Task brief: Quote the entries in full, character for character, without their images.

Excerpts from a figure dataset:

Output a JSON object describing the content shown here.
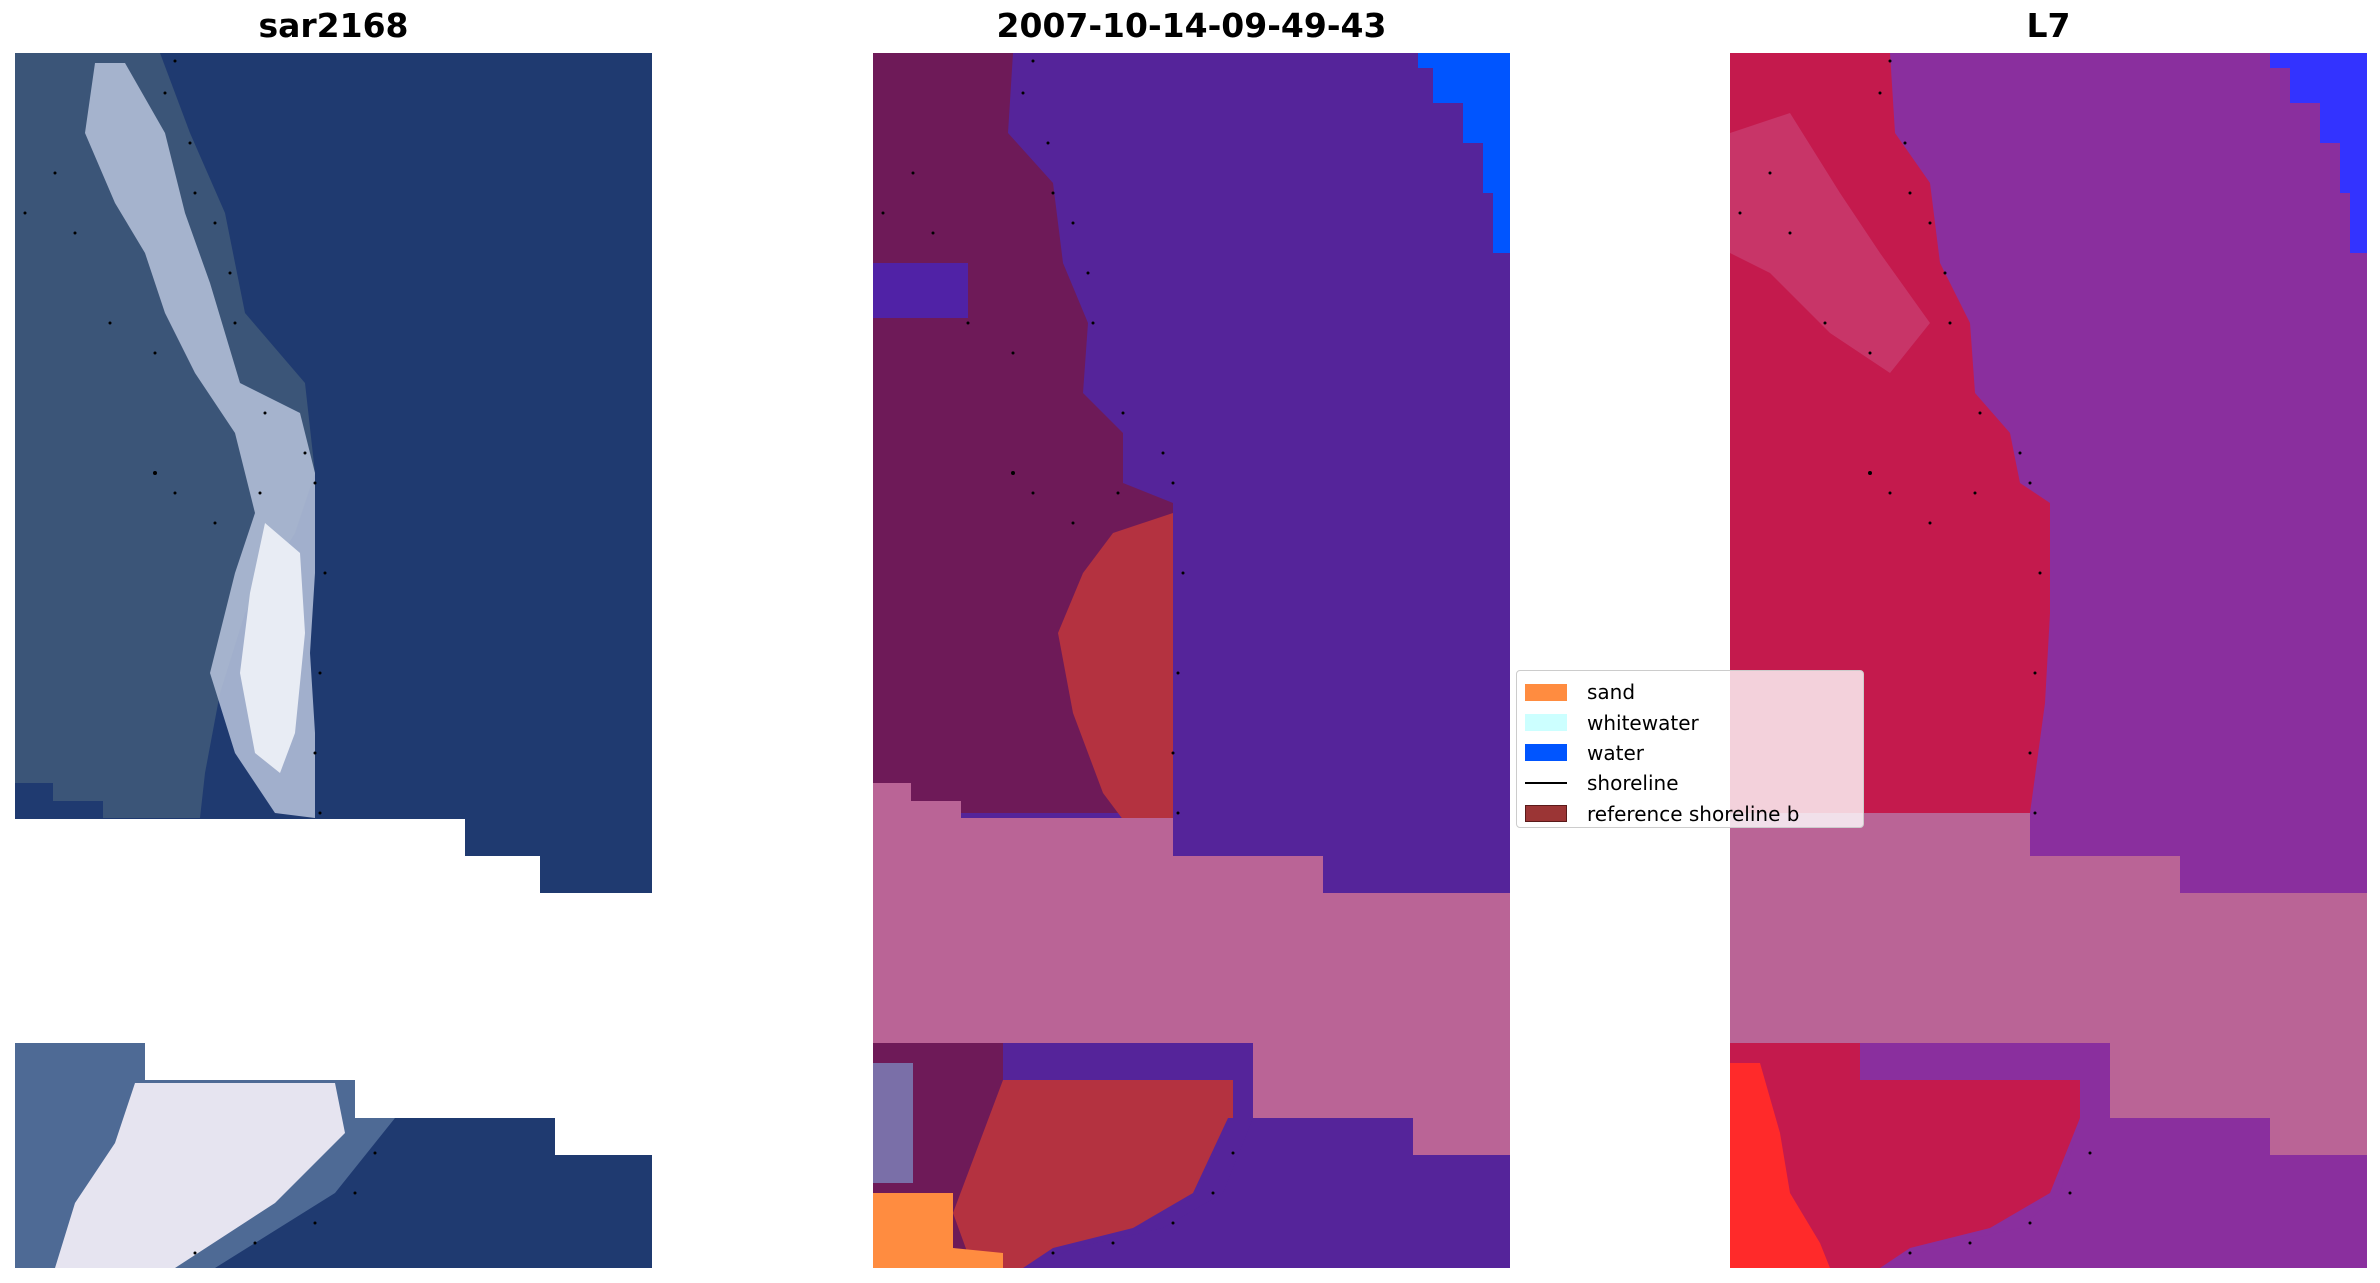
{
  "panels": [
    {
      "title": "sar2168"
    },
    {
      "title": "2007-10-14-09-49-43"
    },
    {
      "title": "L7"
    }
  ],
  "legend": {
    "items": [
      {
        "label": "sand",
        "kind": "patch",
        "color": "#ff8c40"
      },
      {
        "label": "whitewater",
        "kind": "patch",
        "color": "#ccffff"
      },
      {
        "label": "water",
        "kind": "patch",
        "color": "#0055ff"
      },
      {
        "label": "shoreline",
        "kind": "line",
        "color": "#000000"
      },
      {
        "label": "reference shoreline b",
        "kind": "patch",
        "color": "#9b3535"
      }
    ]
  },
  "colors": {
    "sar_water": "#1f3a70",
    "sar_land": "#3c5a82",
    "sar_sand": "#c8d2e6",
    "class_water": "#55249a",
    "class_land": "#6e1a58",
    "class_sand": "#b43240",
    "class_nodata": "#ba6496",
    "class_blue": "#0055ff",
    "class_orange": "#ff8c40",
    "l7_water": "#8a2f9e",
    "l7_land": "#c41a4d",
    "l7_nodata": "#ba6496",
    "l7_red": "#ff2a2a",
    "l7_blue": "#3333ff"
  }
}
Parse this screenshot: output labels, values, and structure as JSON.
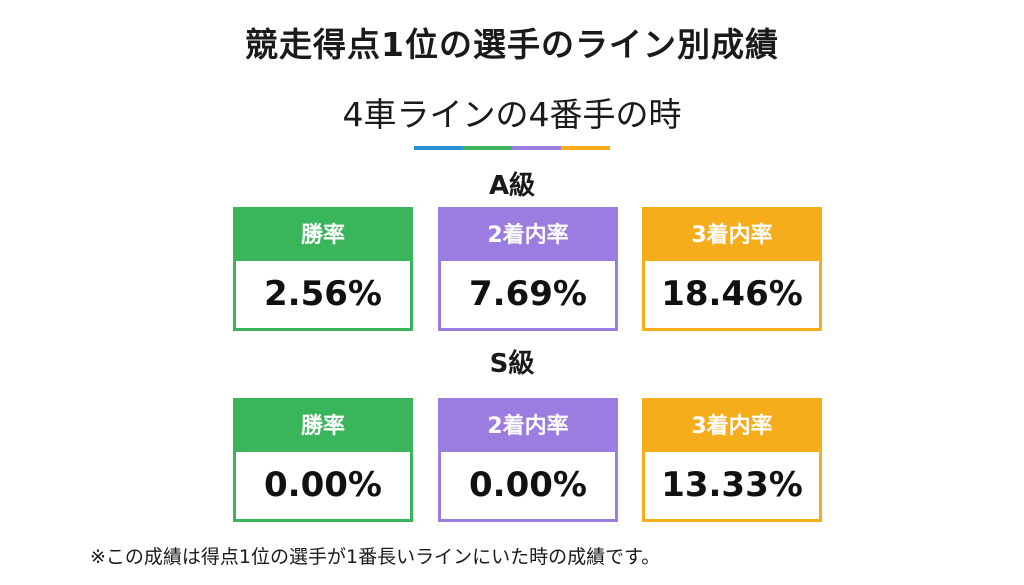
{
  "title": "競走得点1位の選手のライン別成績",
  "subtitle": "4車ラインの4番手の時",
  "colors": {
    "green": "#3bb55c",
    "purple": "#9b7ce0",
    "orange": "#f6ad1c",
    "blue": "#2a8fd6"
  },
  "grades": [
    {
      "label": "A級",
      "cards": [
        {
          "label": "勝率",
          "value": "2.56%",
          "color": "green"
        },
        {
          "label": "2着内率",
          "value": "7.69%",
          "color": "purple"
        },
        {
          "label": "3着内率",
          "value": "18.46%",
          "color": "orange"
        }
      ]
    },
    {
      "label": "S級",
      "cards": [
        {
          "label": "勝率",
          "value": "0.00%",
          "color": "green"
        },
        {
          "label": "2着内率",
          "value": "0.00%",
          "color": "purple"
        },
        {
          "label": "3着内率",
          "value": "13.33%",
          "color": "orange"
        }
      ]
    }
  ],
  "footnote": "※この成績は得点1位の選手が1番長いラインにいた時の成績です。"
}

Result of this task:
Output a JSON object describing the content shown here.
{
  "panels": [
    {
      "title": "sar2168"
    },
    {
      "title": "2007-10-14-09-49-43"
    },
    {
      "title": "L7"
    }
  ],
  "legend": {
    "items": [
      {
        "label": "sand",
        "kind": "patch",
        "color": "#ff8c40"
      },
      {
        "label": "whitewater",
        "kind": "patch",
        "color": "#ccffff"
      },
      {
        "label": "water",
        "kind": "patch",
        "color": "#0055ff"
      },
      {
        "label": "shoreline",
        "kind": "line",
        "color": "#000000"
      },
      {
        "label": "reference shoreline b",
        "kind": "patch",
        "color": "#9b3535"
      }
    ]
  },
  "colors": {
    "sar_water": "#1f3a70",
    "sar_land": "#3c5a82",
    "sar_sand": "#c8d2e6",
    "class_water": "#55249a",
    "class_land": "#6e1a58",
    "class_sand": "#b43240",
    "class_nodata": "#ba6496",
    "class_blue": "#0055ff",
    "class_orange": "#ff8c40",
    "l7_water": "#8a2f9e",
    "l7_land": "#c41a4d",
    "l7_nodata": "#ba6496",
    "l7_red": "#ff2a2a",
    "l7_blue": "#3333ff"
  }
}
Parse this screenshot: output labels, values, and structure as JSON.
{
  "title": "競走得点1位の選手のライン別成績",
  "subtitle": "4車ラインの4番手の時",
  "colors": {
    "green": "#3bb55c",
    "purple": "#9b7ce0",
    "orange": "#f6ad1c",
    "blue": "#2a8fd6"
  },
  "grades": [
    {
      "label": "A級",
      "cards": [
        {
          "label": "勝率",
          "value": "2.56%",
          "color": "green"
        },
        {
          "label": "2着内率",
          "value": "7.69%",
          "color": "purple"
        },
        {
          "label": "3着内率",
          "value": "18.46%",
          "color": "orange"
        }
      ]
    },
    {
      "label": "S級",
      "cards": [
        {
          "label": "勝率",
          "value": "0.00%",
          "color": "green"
        },
        {
          "label": "2着内率",
          "value": "0.00%",
          "color": "purple"
        },
        {
          "label": "3着内率",
          "value": "13.33%",
          "color": "orange"
        }
      ]
    }
  ],
  "footnote": "※この成績は得点1位の選手が1番長いラインにいた時の成績です。"
}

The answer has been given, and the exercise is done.